* [Data extract]
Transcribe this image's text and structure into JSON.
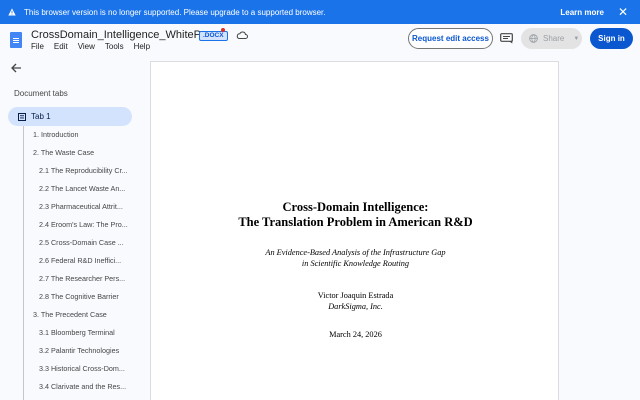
{
  "banner": {
    "message": "This browser version is no longer supported. Please upgrade to a supported browser.",
    "learn_more": "Learn more",
    "close": "✕"
  },
  "header": {
    "doc_title": "CrossDomain_Intelligence_WhitePaper",
    "badge": ".DOCX",
    "menu": [
      "File",
      "Edit",
      "View",
      "Tools",
      "Help"
    ],
    "request_edit": "Request edit access",
    "share": "Share",
    "sign_in": "Sign in"
  },
  "sidebar": {
    "heading": "Document tabs",
    "active_tab": "Tab 1",
    "outline": [
      {
        "label": "1. Introduction",
        "level": 1
      },
      {
        "label": "2. The Waste Case",
        "level": 1
      },
      {
        "label": "2.1 The Reproducibility Cr...",
        "level": 2
      },
      {
        "label": "2.2 The Lancet Waste An...",
        "level": 2
      },
      {
        "label": "2.3 Pharmaceutical Attrit...",
        "level": 2
      },
      {
        "label": "2.4 Eroom's Law: The Pro...",
        "level": 2
      },
      {
        "label": "2.5 Cross-Domain Case ...",
        "level": 2
      },
      {
        "label": "2.6 Federal R&D Ineffici...",
        "level": 2
      },
      {
        "label": "2.7 The Researcher Pers...",
        "level": 2
      },
      {
        "label": "2.8 The Cognitive Barrier",
        "level": 2
      },
      {
        "label": "3. The Precedent Case",
        "level": 1
      },
      {
        "label": "3.1 Bloomberg Terminal",
        "level": 2
      },
      {
        "label": "3.2 Palantir Technologies",
        "level": 2
      },
      {
        "label": "3.3 Historical Cross-Dom...",
        "level": 2
      },
      {
        "label": "3.4 Clarivate and the Res...",
        "level": 2
      }
    ]
  },
  "document": {
    "title_line1": "Cross-Domain Intelligence:",
    "title_line2": "The Translation Problem in American R&D",
    "subtitle_line1": "An Evidence-Based Analysis of the Infrastructure Gap",
    "subtitle_line2": "in Scientific Knowledge Routing",
    "author": "Victor Joaquin Estrada",
    "organization": "DarkSigma, Inc.",
    "date": "March 24, 2026"
  },
  "colors": {
    "banner": "#1a73e8",
    "primary": "#0b57d0",
    "active_tab": "#d3e3fd",
    "doc_icon": "#4285f4"
  },
  "icons": [
    "warning-icon",
    "close-icon",
    "docs-icon",
    "cloud-status-icon",
    "comment-icon",
    "globe-icon",
    "back-arrow-icon",
    "tab-icon"
  ]
}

* [What you need to do]
Repeat the entries exactly and keep the pictures out of the copy.

* [Answer for the task]
Transcribe this image's text and structure into JSON.
{
  "banner": {
    "message": "This browser version is no longer supported. Please upgrade to a supported browser.",
    "learn_more": "Learn more",
    "close": "✕"
  },
  "header": {
    "doc_title": "CrossDomain_Intelligence_WhitePaper",
    "badge": ".DOCX",
    "menu": [
      "File",
      "Edit",
      "View",
      "Tools",
      "Help"
    ],
    "request_edit": "Request edit access",
    "share": "Share",
    "sign_in": "Sign in"
  },
  "sidebar": {
    "heading": "Document tabs",
    "active_tab": "Tab 1",
    "outline": [
      {
        "label": "1. Introduction",
        "level": 1
      },
      {
        "label": "2. The Waste Case",
        "level": 1
      },
      {
        "label": "2.1 The Reproducibility Cr...",
        "level": 2
      },
      {
        "label": "2.2 The Lancet Waste An...",
        "level": 2
      },
      {
        "label": "2.3 Pharmaceutical Attrit...",
        "level": 2
      },
      {
        "label": "2.4 Eroom's Law: The Pro...",
        "level": 2
      },
      {
        "label": "2.5 Cross-Domain Case ...",
        "level": 2
      },
      {
        "label": "2.6 Federal R&D Ineffici...",
        "level": 2
      },
      {
        "label": "2.7 The Researcher Pers...",
        "level": 2
      },
      {
        "label": "2.8 The Cognitive Barrier",
        "level": 2
      },
      {
        "label": "3. The Precedent Case",
        "level": 1
      },
      {
        "label": "3.1 Bloomberg Terminal",
        "level": 2
      },
      {
        "label": "3.2 Palantir Technologies",
        "level": 2
      },
      {
        "label": "3.3 Historical Cross-Dom...",
        "level": 2
      },
      {
        "label": "3.4 Clarivate and the Res...",
        "level": 2
      }
    ]
  },
  "document": {
    "title_line1": "Cross-Domain Intelligence:",
    "title_line2": "The Translation Problem in American R&D",
    "subtitle_line1": "An Evidence-Based Analysis of the Infrastructure Gap",
    "subtitle_line2": "in Scientific Knowledge Routing",
    "author": "Victor Joaquin Estrada",
    "organization": "DarkSigma, Inc.",
    "date": "March 24, 2026"
  },
  "colors": {
    "banner": "#1a73e8",
    "primary": "#0b57d0",
    "active_tab": "#d3e3fd",
    "doc_icon": "#4285f4"
  },
  "icons": [
    "warning-icon",
    "close-icon",
    "docs-icon",
    "cloud-status-icon",
    "comment-icon",
    "globe-icon",
    "back-arrow-icon",
    "tab-icon"
  ]
}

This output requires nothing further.